## What you will do
Below, find each line holding "ανώτατο" and state how many there are, using the number alone.

## Supplied material
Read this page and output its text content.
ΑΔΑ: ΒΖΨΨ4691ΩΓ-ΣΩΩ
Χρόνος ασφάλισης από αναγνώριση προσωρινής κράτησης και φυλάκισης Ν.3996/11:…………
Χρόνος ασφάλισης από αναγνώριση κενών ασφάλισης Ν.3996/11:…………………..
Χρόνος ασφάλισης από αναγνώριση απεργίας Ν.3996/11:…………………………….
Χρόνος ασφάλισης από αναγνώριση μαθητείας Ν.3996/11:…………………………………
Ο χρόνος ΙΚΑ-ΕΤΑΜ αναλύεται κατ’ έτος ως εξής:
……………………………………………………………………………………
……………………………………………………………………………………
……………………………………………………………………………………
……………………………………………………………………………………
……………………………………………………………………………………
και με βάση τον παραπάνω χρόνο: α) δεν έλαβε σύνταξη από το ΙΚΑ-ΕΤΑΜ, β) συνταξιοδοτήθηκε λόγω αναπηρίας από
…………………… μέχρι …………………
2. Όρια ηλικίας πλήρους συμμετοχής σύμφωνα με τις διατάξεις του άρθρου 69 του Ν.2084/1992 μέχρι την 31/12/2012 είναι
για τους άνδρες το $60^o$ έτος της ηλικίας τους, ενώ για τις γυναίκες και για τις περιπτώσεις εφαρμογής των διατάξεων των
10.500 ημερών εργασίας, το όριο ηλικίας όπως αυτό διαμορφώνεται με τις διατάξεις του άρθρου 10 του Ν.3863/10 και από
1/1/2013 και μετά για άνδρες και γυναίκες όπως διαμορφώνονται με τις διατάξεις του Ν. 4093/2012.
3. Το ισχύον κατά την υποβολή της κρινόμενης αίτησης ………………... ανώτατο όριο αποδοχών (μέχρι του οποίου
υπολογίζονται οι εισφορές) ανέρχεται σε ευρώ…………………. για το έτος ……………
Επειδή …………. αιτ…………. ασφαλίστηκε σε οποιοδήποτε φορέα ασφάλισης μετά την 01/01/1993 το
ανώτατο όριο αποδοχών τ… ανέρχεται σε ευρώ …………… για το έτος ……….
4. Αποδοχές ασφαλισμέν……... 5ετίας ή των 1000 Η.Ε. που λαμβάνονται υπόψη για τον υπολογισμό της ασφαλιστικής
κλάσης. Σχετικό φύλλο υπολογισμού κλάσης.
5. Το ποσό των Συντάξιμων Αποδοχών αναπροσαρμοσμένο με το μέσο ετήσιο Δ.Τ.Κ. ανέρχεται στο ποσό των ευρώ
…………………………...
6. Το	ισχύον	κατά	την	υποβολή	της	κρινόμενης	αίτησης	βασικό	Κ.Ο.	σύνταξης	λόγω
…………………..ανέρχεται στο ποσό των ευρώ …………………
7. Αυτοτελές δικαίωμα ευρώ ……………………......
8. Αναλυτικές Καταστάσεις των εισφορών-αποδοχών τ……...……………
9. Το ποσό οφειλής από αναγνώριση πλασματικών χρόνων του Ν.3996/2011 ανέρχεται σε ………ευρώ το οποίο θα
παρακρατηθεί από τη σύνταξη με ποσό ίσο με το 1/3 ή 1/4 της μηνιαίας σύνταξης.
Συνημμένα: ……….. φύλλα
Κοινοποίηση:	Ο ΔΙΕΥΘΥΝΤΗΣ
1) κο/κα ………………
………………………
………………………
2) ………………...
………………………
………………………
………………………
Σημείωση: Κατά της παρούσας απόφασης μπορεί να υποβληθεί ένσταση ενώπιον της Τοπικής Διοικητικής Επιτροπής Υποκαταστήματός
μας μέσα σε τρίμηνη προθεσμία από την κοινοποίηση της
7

## The completed task
2